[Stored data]
+++

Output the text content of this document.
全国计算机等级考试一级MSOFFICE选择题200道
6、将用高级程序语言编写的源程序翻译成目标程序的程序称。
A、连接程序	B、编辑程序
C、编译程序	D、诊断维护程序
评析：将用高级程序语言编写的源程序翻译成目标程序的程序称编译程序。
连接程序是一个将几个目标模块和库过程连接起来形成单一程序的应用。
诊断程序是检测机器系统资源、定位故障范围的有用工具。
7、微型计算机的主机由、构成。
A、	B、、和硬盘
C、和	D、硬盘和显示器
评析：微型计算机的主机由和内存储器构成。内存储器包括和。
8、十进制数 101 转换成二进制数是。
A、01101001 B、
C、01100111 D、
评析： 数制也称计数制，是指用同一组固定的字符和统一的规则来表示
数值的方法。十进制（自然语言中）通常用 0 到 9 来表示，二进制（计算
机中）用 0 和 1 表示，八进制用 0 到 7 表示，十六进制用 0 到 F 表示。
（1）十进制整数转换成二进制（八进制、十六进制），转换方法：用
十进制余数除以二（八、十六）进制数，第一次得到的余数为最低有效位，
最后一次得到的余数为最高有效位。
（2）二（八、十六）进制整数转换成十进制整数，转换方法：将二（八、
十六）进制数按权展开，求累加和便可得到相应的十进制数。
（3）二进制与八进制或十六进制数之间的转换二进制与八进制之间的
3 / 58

+++

REQUIREMENTS: Exact copies of all the records are required.

WRITTEN SOLUTION:
Output the text content of this document.
全国计算机等级考试一级MSOFFICE选择题200道
6、将用高级程序语言编写的源程序翻译成目标程序的程序称。
A、连接程序	B、编辑程序
C、编译程序	D、诊断维护程序
评析：将用高级程序语言编写的源程序翻译成目标程序的程序称编译程序。
连接程序是一个将几个目标模块和库过程连接起来形成单一程序的应用。
诊断程序是检测机器系统资源、定位故障范围的有用工具。
7、微型计算机的主机由、构成。
A、	B、、和硬盘
C、和	D、硬盘和显示器
评析：微型计算机的主机由和内存储器构成。内存储器包括和。
8、十进制数 101 转换成二进制数是。
A、01101001 B、
C、01100111 D、
评析： 数制也称计数制，是指用同一组固定的字符和统一的规则来表示
数值的方法。十进制（自然语言中）通常用 0 到 9 来表示，二进制（计算
机中）用 0 和 1 表示，八进制用 0 到 7 表示，十六进制用 0 到 F 表示。
（1）十进制整数转换成二进制（八进制、十六进制），转换方法：用
十进制余数除以二（八、十六）进制数，第一次得到的余数为最低有效位，
最后一次得到的余数为最高有效位。
（2）二（八、十六）进制整数转换成十进制整数，转换方法：将二（八、
十六）进制数按权展开，求累加和便可得到相应的十进制数。
（3）二进制与八进制或十六进制数之间的转换二进制与八进制之间的
3 / 58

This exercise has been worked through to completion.